PROBLEM DETAILS =>
Please list every company or platform named in the comments on EA's privacy policy below.

Origin require use of their platform, which includes ad-serving technology, based on personal information. They require us to agree to that info being transferred to the US, and therefore outside UK/EU data protection laws, because they want to market to us, and serve ad's, INCLUDING, in their own Privacy Policy, in-game ads.

No. Oh, hell, no.

Free or not, as far as I'm concerned, I know precisely where EA can stick their games. I have NO interest in any online aspects of games like this. I'm 100% content to play it absolutely offline. Which, indeed, in the past I have done, buying many EA games. But the deal was, I provide money, they provide a game to play. And fair enough.

What I'm not prepared to pay with is access to my personal information. Money, yes, my privacy, no way in hell. Any bright 5 year old could drive a battleship through the holes their Privacy Policy puts on protection of our personal data, which is dressed up to sound good, if read superficially, but in fact allows them to do exactly what they wish with our personal information, including changing their privacy policy any time they wish.

I'm not providing EA with personal information for a ‘free’ copy of EVERY game they have, including current releases, never mind a 15 year old one, any more than I'm selling my soul to Tesco for points on a reward card.

If I can buy a game and play it offline, with NO private data going to EA, then fine. But the EA client, with all it entails? Never. No way. Hell no.
Saracen
When you enter sensitive financial information (such as a credit card number) on our order forms, we encrypt the transmission of that information using commercially reasonable methods. No method of transmission over the Internet, or method of electronic storage, is 100% secure, however.

Can you name a commercial organisation that uses any form of encryption greater than that which is commercially reasonable? I am sure their shareholders would like to know about it.

EXTRACTED ENTRIES =>
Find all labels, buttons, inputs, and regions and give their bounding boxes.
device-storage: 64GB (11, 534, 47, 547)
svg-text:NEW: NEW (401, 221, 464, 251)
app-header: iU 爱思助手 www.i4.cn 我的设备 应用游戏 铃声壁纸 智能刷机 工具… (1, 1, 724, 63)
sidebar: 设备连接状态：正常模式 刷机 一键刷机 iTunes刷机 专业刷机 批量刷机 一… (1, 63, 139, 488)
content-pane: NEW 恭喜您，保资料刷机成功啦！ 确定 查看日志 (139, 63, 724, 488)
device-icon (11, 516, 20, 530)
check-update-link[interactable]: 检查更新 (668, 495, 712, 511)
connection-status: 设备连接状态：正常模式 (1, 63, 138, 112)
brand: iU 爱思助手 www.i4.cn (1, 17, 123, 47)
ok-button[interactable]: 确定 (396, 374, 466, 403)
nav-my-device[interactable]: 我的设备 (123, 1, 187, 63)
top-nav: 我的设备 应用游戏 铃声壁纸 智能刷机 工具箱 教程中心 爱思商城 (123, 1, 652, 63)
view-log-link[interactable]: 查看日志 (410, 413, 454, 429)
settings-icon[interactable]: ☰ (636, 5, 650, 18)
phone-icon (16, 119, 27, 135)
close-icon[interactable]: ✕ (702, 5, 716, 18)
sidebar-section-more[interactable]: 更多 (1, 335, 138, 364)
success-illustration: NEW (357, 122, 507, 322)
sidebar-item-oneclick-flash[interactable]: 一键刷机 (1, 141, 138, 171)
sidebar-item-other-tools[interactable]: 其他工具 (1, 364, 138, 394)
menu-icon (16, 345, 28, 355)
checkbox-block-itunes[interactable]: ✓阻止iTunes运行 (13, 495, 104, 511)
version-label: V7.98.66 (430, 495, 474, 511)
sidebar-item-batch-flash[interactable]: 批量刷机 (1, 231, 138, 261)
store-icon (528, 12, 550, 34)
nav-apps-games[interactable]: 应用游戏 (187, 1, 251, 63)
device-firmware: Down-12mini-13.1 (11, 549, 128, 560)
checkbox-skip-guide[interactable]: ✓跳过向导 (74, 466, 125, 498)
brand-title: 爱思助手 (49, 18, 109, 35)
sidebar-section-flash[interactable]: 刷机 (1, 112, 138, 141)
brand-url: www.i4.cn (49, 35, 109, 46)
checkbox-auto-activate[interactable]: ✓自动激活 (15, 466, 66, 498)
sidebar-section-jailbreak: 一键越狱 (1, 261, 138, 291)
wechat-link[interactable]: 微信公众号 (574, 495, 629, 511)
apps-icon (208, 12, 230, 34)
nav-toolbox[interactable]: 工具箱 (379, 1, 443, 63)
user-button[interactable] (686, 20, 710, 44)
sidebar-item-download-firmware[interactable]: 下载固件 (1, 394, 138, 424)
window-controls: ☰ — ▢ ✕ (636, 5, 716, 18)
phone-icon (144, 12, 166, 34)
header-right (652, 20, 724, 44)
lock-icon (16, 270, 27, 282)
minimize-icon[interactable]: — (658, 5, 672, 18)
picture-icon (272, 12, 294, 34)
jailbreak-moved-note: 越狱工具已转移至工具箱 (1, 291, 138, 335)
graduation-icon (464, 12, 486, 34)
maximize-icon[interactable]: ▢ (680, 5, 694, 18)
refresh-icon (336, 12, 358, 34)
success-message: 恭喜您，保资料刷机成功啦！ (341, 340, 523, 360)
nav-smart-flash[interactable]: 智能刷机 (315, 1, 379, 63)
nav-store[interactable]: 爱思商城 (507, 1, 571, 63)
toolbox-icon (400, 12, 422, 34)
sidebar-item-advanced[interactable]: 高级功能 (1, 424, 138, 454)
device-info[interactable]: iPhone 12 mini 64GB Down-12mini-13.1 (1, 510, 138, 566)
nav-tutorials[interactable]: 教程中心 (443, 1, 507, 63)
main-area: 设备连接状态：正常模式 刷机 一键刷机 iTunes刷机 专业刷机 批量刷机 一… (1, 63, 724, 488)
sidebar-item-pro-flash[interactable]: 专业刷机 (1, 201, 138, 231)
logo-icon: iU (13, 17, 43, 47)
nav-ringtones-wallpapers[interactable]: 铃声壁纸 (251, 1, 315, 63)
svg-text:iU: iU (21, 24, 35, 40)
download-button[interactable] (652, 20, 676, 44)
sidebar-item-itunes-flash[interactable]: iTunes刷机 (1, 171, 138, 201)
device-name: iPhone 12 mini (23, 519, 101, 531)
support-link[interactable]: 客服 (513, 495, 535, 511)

ANSWER TO THE EXERCISE =>
Origin
EA
Tesco